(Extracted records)
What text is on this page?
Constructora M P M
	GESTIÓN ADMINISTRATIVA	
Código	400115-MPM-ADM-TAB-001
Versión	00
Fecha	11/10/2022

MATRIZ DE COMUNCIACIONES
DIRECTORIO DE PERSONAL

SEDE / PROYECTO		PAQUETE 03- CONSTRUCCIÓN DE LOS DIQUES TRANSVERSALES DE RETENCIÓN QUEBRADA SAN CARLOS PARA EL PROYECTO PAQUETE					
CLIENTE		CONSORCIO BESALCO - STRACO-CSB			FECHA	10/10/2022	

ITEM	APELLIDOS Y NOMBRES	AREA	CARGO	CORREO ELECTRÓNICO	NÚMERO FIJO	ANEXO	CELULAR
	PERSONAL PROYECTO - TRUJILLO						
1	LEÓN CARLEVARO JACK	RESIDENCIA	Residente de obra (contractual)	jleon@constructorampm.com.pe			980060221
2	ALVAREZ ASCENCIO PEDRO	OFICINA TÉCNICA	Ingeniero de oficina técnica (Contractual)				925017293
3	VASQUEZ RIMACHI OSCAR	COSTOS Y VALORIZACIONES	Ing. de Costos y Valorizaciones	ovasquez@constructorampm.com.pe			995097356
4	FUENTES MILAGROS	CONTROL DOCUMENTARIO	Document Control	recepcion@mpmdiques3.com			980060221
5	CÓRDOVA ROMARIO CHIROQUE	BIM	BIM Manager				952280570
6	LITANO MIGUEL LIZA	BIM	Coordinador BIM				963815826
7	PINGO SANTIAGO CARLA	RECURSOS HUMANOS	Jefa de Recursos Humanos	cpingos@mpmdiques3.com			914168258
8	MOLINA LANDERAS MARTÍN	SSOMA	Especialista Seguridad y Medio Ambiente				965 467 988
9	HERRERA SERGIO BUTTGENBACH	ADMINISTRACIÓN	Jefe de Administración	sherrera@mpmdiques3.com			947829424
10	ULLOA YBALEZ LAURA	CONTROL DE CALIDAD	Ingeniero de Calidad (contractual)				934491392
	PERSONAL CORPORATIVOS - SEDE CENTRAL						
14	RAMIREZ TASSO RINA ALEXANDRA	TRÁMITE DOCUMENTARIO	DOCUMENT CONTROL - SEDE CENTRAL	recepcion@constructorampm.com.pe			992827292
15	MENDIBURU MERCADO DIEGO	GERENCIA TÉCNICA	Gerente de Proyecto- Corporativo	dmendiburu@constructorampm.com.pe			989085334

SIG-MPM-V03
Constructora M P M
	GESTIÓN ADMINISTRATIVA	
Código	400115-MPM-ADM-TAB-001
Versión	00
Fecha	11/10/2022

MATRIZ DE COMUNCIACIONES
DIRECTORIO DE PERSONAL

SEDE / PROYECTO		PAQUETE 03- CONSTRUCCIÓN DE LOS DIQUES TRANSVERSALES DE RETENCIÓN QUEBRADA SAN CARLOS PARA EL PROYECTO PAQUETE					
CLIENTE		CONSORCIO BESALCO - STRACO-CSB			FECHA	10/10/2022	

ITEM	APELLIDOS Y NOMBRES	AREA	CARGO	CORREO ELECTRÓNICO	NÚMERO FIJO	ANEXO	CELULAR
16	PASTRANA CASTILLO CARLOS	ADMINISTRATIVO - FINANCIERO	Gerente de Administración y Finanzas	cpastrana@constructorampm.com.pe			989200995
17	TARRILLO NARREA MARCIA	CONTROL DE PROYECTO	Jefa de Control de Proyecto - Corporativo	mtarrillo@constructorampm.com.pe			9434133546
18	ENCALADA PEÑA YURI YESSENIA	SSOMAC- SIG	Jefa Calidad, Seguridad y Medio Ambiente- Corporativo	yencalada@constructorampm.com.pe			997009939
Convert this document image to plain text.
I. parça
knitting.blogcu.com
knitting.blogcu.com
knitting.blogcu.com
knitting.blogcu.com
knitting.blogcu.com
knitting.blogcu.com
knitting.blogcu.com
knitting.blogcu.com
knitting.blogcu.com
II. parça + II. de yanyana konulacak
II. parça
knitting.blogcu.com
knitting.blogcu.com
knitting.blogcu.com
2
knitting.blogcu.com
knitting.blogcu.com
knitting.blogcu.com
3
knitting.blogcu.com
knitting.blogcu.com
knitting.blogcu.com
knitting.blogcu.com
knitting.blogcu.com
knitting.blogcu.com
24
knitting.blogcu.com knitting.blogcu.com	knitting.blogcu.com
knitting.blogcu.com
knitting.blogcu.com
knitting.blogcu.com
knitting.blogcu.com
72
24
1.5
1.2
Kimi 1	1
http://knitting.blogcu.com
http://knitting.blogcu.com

-- The task --
Repeat every line of the data, exactly and in full.

-- Answer to this problem --
What text is on this page?
Constructora M P M
	GESTIÓN ADMINISTRATIVA	
Código	400115-MPM-ADM-TAB-001
Versión	00
Fecha	11/10/2022

MATRIZ DE COMUNCIACIONES
DIRECTORIO DE PERSONAL

SEDE / PROYECTO		PAQUETE 03- CONSTRUCCIÓN DE LOS DIQUES TRANSVERSALES DE RETENCIÓN QUEBRADA SAN CARLOS PARA EL PROYECTO PAQUETE					
CLIENTE		CONSORCIO BESALCO - STRACO-CSB			FECHA	10/10/2022	

ITEM	APELLIDOS Y NOMBRES	AREA	CARGO	CORREO ELECTRÓNICO	NÚMERO FIJO	ANEXO	CELULAR
	PERSONAL PROYECTO - TRUJILLO						
1	LEÓN CARLEVARO JACK	RESIDENCIA	Residente de obra (contractual)	jleon@constructorampm.com.pe			980060221
2	ALVAREZ ASCENCIO PEDRO	OFICINA TÉCNICA	Ingeniero de oficina técnica (Contractual)				925017293
3	VASQUEZ RIMACHI OSCAR	COSTOS Y VALORIZACIONES	Ing. de Costos y Valorizaciones	ovasquez@constructorampm.com.pe			995097356
4	FUENTES MILAGROS	CONTROL DOCUMENTARIO	Document Control	recepcion@mpmdiques3.com			980060221
5	CÓRDOVA ROMARIO CHIROQUE	BIM	BIM Manager				952280570
6	LITANO MIGUEL LIZA	BIM	Coordinador BIM				963815826
7	PINGO SANTIAGO CARLA	RECURSOS HUMANOS	Jefa de Recursos Humanos	cpingos@mpmdiques3.com			914168258
8	MOLINA LANDERAS MARTÍN	SSOMA	Especialista Seguridad y Medio Ambiente				965 467 988
9	HERRERA SERGIO BUTTGENBACH	ADMINISTRACIÓN	Jefe de Administración	sherrera@mpmdiques3.com			947829424
10	ULLOA YBALEZ LAURA	CONTROL DE CALIDAD	Ingeniero de Calidad (contractual)				934491392
	PERSONAL CORPORATIVOS - SEDE CENTRAL						
14	RAMIREZ TASSO RINA ALEXANDRA	TRÁMITE DOCUMENTARIO	DOCUMENT CONTROL - SEDE CENTRAL	recepcion@constructorampm.com.pe			992827292
15	MENDIBURU MERCADO DIEGO	GERENCIA TÉCNICA	Gerente de Proyecto- Corporativo	dmendiburu@constructorampm.com.pe			989085334

SIG-MPM-V03
Constructora M P M
	GESTIÓN ADMINISTRATIVA	
Código	400115-MPM-ADM-TAB-001
Versión	00
Fecha	11/10/2022

MATRIZ DE COMUNCIACIONES
DIRECTORIO DE PERSONAL

SEDE / PROYECTO		PAQUETE 03- CONSTRUCCIÓN DE LOS DIQUES TRANSVERSALES DE RETENCIÓN QUEBRADA SAN CARLOS PARA EL PROYECTO PAQUETE					
CLIENTE		CONSORCIO BESALCO - STRACO-CSB			FECHA	10/10/2022	

ITEM	APELLIDOS Y NOMBRES	AREA	CARGO	CORREO ELECTRÓNICO	NÚMERO FIJO	ANEXO	CELULAR
16	PASTRANA CASTILLO CARLOS	ADMINISTRATIVO - FINANCIERO	Gerente de Administración y Finanzas	cpastrana@constructorampm.com.pe			989200995
17	TARRILLO NARREA MARCIA	CONTROL DE PROYECTO	Jefa de Control de Proyecto - Corporativo	mtarrillo@constructorampm.com.pe			9434133546
18	ENCALADA PEÑA YURI YESSENIA	SSOMAC- SIG	Jefa Calidad, Seguridad y Medio Ambiente- Corporativo	yencalada@constructorampm.com.pe			997009939
Convert this document image to plain text.
I. parça
knitting.blogcu.com
knitting.blogcu.com
knitting.blogcu.com
knitting.blogcu.com
knitting.blogcu.com
knitting.blogcu.com
knitting.blogcu.com
knitting.blogcu.com
knitting.blogcu.com
II. parça + II. de yanyana konulacak
II. parça
knitting.blogcu.com
knitting.blogcu.com
knitting.blogcu.com
2
knitting.blogcu.com
knitting.blogcu.com
knitting.blogcu.com
3
knitting.blogcu.com
knitting.blogcu.com
knitting.blogcu.com
knitting.blogcu.com
knitting.blogcu.com
knitting.blogcu.com
24
knitting.blogcu.com knitting.blogcu.com	knitting.blogcu.com
knitting.blogcu.com
knitting.blogcu.com
knitting.blogcu.com
knitting.blogcu.com
72
24
1.5
1.2
Kimi 1	1
http://knitting.blogcu.com
http://knitting.blogcu.com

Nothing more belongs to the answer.